++++ Texto original

En cada individuo habita su familia. Es un rasgo del que, aunque se desee muchas veces, no se puede escapar. Puede uno volcarse con intensidad hacia un camino totalmente contrario a sus orígenes, pelear para diferenciarse de los aspectos no deseados. Puede uno discrepar, esconderse. Puede hacer un sinnúmero de camuflajes, pero la historia es cómo es y la opción más válida para seguir adelante es integrar esos fenómenos adversos, potenciarlos y crecer tras ese proceso de asimilación.
En “La Omisión de la familia Coleman” y “El Viento en un violín”, cerré iguales conclusiones. Estas exitosas obras del dramaturgo argentino Claudio Tolcachir se encierran en los muros de familias. Núcleos de personas que, presentándose como disfuncionales, se asemejan en mucho a las que cada uno trae consigo. Son historias de vida llevadas al extremo en algunos casos. Se presentan enfermedades, homicidios, violaciones y mentiras. Sin embargo hay sutiles matices en los que no es difícil encontrarse. El drama de cada personaje luchando por ser auténtico y sobrellevar su realidad hace inevitable la empatía. La búsqueda de ser querido y aceptado también.

++++++++
++++ Datos proporcionados

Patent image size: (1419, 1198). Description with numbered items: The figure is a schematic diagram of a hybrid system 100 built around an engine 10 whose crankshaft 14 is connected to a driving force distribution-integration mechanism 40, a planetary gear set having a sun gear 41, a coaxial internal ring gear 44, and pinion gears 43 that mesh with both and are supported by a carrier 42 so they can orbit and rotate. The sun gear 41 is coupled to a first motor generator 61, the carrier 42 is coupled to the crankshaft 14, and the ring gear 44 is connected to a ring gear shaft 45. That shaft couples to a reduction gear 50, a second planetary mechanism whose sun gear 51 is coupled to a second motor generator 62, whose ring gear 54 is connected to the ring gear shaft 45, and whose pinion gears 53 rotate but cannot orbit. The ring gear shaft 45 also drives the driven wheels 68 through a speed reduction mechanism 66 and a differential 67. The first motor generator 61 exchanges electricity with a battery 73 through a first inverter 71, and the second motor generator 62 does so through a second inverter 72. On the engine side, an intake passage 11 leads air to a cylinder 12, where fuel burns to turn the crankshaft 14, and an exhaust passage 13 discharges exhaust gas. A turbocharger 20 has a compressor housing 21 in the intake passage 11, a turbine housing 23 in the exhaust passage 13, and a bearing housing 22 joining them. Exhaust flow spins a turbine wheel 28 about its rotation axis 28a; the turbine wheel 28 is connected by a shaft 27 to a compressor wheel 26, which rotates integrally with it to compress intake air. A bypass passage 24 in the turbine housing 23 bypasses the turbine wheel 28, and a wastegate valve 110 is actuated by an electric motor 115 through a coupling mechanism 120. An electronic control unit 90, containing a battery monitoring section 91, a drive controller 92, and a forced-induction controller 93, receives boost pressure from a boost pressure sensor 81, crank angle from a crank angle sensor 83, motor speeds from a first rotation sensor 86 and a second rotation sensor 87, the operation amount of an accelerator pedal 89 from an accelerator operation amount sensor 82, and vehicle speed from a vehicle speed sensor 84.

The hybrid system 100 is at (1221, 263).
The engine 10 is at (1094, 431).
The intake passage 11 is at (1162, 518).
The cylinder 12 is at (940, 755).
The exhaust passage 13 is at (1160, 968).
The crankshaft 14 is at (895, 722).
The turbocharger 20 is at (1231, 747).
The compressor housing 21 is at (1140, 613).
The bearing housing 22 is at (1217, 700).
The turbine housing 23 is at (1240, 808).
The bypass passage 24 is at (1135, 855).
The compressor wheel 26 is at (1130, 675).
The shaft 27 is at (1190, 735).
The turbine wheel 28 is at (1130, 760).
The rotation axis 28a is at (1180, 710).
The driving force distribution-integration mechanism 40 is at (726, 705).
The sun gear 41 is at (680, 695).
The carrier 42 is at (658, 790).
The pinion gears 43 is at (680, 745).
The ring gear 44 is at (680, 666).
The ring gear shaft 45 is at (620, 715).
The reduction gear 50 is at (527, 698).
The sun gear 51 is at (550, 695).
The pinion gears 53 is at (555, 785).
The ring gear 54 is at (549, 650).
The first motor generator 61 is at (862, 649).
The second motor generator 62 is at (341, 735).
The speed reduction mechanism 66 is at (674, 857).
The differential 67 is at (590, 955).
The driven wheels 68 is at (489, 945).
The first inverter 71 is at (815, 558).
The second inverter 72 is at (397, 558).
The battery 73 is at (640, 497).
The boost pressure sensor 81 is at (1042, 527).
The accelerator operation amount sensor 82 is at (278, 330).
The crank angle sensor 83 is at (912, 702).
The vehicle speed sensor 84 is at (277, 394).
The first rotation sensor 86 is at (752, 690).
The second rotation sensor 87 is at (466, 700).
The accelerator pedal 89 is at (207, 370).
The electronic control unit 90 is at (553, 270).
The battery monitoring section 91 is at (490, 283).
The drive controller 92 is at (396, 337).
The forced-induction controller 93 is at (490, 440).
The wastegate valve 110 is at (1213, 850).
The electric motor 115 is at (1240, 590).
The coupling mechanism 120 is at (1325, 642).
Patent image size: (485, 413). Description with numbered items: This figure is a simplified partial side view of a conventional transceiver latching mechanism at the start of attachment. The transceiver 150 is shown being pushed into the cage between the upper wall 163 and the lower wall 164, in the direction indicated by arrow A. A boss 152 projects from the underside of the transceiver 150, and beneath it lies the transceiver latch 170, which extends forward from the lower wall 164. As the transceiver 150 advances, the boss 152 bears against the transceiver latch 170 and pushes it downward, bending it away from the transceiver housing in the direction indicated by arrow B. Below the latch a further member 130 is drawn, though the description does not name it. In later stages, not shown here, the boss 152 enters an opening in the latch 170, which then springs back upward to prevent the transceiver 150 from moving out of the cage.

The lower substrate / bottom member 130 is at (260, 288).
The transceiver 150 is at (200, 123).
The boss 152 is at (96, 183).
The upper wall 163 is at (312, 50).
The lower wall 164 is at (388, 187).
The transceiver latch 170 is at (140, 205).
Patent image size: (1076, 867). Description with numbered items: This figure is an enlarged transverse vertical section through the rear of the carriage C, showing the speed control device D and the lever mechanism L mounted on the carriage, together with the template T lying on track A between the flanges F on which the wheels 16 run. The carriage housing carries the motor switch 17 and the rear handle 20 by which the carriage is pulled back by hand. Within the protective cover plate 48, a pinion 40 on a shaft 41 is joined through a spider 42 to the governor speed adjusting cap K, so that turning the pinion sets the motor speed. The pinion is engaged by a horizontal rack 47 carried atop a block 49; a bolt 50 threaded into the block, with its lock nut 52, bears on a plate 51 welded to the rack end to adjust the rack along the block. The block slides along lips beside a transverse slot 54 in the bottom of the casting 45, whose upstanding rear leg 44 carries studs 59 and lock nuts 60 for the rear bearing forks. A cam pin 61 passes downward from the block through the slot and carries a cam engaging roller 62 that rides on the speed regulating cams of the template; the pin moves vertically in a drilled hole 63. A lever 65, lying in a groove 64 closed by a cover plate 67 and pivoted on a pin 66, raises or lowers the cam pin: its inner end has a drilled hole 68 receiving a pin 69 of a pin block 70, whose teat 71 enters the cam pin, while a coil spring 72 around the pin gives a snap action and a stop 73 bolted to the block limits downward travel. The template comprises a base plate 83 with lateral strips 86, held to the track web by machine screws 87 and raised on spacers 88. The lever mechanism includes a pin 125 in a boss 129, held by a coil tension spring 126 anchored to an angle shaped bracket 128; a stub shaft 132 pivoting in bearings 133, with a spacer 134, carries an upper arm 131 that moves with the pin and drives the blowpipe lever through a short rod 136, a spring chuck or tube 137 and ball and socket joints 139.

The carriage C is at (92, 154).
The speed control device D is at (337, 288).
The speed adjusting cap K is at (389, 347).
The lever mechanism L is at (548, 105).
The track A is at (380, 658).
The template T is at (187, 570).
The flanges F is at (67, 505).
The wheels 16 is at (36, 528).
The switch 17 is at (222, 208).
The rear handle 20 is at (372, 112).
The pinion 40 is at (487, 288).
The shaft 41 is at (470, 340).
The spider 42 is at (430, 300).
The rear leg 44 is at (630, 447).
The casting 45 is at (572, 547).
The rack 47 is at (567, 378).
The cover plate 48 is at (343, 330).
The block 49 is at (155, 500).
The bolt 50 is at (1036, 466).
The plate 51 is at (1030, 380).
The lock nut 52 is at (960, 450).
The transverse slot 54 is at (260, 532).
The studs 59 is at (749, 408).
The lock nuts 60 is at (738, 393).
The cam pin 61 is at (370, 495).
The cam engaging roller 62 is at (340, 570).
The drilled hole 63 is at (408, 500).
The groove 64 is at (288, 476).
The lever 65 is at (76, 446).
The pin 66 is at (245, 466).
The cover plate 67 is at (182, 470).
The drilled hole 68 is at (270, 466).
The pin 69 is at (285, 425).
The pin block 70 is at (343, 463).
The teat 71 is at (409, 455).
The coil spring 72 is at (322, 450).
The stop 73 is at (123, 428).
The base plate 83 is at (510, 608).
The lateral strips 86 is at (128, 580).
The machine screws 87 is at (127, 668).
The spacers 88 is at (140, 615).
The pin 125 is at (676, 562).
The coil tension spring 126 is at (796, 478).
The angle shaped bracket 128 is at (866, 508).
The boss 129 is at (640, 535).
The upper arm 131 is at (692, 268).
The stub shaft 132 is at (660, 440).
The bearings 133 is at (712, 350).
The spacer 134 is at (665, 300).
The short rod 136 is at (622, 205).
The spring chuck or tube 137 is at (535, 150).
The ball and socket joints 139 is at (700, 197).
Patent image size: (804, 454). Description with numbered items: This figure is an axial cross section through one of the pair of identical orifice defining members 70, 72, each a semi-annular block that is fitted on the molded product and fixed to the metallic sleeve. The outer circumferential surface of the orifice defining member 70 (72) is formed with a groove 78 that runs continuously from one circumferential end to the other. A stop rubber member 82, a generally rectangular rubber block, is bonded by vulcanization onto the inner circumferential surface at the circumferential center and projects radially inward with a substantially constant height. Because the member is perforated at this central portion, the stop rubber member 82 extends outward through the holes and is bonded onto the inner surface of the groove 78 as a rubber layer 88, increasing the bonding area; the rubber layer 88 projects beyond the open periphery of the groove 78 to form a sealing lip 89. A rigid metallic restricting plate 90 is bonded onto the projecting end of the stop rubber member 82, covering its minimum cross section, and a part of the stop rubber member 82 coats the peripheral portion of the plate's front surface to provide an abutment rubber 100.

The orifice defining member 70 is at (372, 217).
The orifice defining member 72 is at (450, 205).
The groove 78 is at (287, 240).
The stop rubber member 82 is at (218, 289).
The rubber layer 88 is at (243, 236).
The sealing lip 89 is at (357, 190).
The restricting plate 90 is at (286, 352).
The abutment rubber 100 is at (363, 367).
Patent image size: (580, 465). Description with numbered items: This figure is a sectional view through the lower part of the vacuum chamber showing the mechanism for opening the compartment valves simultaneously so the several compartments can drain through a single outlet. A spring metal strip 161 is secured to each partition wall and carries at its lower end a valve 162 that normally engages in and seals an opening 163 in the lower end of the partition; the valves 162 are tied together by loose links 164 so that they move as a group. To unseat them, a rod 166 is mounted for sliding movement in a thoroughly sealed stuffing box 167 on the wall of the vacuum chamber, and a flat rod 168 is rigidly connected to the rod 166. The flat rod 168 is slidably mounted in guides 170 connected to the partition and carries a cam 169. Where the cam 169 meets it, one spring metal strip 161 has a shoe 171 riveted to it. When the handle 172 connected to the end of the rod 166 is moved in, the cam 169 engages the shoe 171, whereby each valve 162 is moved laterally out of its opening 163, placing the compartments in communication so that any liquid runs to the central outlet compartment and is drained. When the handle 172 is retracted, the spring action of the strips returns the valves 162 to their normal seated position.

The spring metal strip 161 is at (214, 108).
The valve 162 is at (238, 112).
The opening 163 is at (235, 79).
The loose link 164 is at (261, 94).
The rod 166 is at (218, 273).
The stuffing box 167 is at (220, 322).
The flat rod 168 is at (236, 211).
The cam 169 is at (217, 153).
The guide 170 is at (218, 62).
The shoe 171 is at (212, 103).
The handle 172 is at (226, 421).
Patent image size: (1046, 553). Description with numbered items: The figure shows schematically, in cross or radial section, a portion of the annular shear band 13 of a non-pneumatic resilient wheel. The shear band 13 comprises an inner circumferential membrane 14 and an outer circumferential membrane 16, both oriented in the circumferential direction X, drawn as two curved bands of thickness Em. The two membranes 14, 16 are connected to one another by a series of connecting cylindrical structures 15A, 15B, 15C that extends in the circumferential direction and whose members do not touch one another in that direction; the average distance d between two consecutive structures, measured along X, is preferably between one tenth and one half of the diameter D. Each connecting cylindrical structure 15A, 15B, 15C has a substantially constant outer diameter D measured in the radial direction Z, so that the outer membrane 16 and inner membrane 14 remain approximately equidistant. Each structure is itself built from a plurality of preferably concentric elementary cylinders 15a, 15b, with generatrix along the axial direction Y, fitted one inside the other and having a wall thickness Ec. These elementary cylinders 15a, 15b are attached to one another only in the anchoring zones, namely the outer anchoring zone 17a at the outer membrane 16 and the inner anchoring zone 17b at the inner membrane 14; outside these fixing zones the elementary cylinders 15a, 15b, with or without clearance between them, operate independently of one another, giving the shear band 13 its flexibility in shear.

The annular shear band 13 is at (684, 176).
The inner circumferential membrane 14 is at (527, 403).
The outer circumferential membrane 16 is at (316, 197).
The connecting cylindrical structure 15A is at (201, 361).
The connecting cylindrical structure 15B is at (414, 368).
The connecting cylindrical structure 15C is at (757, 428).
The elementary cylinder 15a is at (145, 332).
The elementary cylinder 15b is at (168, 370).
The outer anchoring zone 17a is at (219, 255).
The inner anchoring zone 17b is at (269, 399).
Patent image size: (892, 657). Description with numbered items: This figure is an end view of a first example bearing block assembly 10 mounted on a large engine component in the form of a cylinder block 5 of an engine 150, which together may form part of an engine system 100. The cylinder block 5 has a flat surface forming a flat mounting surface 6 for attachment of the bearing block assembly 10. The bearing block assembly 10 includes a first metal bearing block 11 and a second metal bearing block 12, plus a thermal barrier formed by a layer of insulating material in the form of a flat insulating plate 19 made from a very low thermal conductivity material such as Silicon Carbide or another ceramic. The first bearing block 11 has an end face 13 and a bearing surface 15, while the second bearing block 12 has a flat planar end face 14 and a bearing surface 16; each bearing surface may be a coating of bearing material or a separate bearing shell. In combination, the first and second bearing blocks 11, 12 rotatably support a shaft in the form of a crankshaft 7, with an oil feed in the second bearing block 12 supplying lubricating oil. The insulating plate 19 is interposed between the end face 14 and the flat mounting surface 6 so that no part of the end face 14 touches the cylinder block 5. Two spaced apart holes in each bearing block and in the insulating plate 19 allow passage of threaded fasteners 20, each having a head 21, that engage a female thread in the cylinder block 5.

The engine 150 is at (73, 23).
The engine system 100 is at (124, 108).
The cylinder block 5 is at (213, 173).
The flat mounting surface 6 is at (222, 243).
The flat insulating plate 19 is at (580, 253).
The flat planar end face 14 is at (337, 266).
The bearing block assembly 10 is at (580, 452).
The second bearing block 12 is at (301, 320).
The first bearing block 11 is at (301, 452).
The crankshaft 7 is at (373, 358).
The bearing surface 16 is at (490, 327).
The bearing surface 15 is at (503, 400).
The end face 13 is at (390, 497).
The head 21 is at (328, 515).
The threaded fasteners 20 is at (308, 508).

++++++++

| Tareas a realizar |
[1] En el texto sobre la familia, ¿de qué país es el dramaturgo Claudio Tolcachir?
[2] Copia sin cambios el tramo del texto sobre la familia que va desde "En cada individuo" hasta "proceso de asimilación.".
[3] Sigue escribiendo el texto sobre la familia a partir de su última frase.

| Respuestas por tarea |
[1] Es argentino.

[2]
En cada individuo habita su familia. Es un rasgo del que, aunque se desee muchas veces, no se puede escapar. Puede uno volcarse con intensidad hacia un camino totalmente contrario a sus orígenes, pelear para diferenciarse de los aspectos no deseados. Puede uno discrepar, esconderse. Puede hacer un sinnúmero de camuflajes, pero la historia es cómo es y la opción más válida para seguir adelante es integrar esos fenómenos adversos, potenciarlos y crecer tras ese proceso de asimilación.

[3]
La grandeza de las obras de Tolcachir radica en la manera en la que sus personajes aceptan la vida. En ese sentido, el humor, es sustantivo para el crecimiento y desarrollo de los protagonistas. El público ríe de los horrores ajenos, y muchas veces sin culpa. Ese efecto es una de las genialidades del director.
Sí es verdad que en el arte existen procesos de crecimiento y aprendizaje, quizás en la risa se encuentre el factor clave de enriquecimiento del público. Quizás mucho se debería aprender de esos procesos que se concentran en poco más de una hora. Donde una sala, una cocina, un dormitorio es el punto de referencia para el desarrollo de historias absolutamente factibles de suscitarse en el espacio fuera de escena.